Stated problem: For every line in the data below that contains "indemnité", copy the line.

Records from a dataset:
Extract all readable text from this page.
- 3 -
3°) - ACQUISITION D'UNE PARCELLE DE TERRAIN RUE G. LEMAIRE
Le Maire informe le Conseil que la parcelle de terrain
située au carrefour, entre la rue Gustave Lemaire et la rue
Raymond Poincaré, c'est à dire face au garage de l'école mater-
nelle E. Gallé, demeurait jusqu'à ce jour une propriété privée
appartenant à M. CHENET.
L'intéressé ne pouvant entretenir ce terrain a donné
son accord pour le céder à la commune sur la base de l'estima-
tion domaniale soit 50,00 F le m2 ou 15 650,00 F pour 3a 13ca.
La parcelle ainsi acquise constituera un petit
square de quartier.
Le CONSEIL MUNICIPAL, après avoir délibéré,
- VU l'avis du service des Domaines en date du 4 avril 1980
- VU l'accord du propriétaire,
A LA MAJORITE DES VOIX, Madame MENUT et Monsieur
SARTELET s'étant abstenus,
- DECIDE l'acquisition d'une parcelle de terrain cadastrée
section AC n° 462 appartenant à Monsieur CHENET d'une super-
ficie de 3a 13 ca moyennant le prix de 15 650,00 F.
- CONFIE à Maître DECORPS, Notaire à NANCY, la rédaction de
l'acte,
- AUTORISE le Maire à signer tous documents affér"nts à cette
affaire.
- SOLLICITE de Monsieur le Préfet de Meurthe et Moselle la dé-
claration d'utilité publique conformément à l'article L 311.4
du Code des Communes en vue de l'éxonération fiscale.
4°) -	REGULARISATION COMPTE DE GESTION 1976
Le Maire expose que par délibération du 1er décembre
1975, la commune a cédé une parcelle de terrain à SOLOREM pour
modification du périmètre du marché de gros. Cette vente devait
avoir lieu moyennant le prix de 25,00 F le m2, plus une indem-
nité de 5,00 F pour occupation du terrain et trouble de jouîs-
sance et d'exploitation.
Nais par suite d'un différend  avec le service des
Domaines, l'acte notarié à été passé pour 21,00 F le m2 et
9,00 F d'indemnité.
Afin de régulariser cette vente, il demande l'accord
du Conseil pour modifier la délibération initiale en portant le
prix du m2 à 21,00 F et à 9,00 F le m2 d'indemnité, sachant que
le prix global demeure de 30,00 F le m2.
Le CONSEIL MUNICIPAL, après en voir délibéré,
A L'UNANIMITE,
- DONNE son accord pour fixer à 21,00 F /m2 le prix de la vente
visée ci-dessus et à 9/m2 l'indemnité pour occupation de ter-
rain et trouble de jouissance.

* * *

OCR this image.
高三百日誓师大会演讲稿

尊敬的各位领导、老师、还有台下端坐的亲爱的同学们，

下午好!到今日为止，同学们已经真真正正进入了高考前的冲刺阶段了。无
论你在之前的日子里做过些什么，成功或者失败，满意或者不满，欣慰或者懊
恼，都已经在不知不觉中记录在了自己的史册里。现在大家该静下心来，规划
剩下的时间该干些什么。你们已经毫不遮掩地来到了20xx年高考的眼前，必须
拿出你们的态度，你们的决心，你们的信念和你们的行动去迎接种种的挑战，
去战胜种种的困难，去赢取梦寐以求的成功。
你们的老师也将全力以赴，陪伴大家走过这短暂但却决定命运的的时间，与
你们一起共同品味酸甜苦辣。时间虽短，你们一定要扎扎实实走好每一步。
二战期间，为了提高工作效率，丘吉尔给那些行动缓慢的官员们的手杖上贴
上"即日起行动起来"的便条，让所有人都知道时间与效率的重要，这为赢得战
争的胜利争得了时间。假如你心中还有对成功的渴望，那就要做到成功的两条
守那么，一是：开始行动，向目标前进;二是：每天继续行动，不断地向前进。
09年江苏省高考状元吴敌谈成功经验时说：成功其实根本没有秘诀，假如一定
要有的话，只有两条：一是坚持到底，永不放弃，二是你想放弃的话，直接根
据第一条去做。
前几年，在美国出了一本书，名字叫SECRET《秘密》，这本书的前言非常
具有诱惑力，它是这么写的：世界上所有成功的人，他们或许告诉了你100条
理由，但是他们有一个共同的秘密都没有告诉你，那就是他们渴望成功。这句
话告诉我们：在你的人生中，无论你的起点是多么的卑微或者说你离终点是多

Response to the task:
9,00 F d'indemnité.
prix du m2 à 21,00 F et à 9,00 F le m2 d'indemnité, sachant que
visée ci-dessus et à 9/m2 l'indemnité pour occupation de ter-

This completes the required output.